Give an exact transcription of every line, dropping the images.

## start

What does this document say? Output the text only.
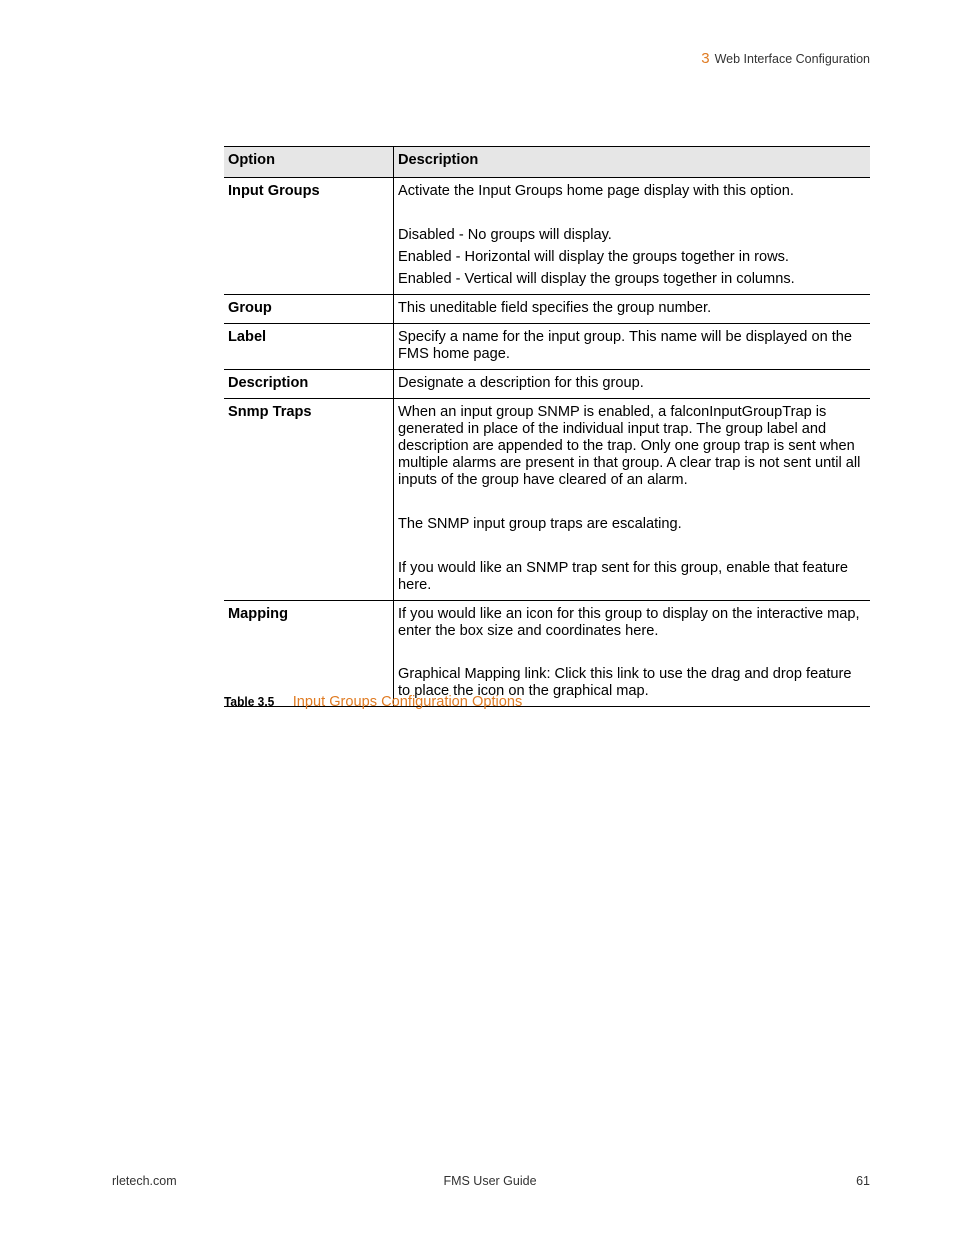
3 Web Interface Configuration
Option	Description
Input Groups	Activate the Input Groups home page display with this option.

Disabled - No groups will display.

Enabled - Horizontal will display the groups together in rows.

Enabled - Vertical will display the groups together in columns.

Group	This uneditable field specifies the group number.

Label	Specify a name for the input group. This name will be displayed on the FMS home page.

Description	Designate a description for this group.

Snmp Traps	When an input group SNMP is enabled, a falconInputGroupTrap is generated in place of the individual input trap. The group label and description are appended to the trap. Only one group trap is sent when multiple alarms are present in that group. A clear trap is not sent until all inputs of the group have cleared of an alarm.

The SNMP input group traps are escalating.

If you would like an SNMP trap sent for this group, enable that feature here.

Mapping	If you would like an icon for this group to display on the interactive map, enter the box size and coordinates here.

Graphical Mapping link: Click this link to use the drag and drop feature to place the icon on the graphical map.

Table 3.5 Input Groups Configuration Options
rletech.com	FMS User Guide	61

## end

### OUTPUT OF THE TASK
What does this document say? Output the text only.
3 Web Interface Configuration
Option	Description
Input Groups	Activate the Input Groups home page display with this option.

Disabled - No groups will display.

Enabled - Horizontal will display the groups together in rows.

Enabled - Vertical will display the groups together in columns.

Group	This uneditable field specifies the group number.

Label	Specify a name for the input group. This name will be displayed on the FMS home page.

Description	Designate a description for this group.

Snmp Traps	When an input group SNMP is enabled, a falconInputGroupTrap is generated in place of the individual input trap. The group label and description are appended to the trap. Only one group trap is sent when multiple alarms are present in that group. A clear trap is not sent until all inputs of the group have cleared of an alarm.

The SNMP input group traps are escalating.

If you would like an SNMP trap sent for this group, enable that feature here.

Mapping	If you would like an icon for this group to display on the interactive map, enter the box size and coordinates here.

Graphical Mapping link: Click this link to use the drag and drop feature to place the icon on the graphical map.

Table 3.5 Input Groups Configuration Options
rletech.com	FMS User Guide	61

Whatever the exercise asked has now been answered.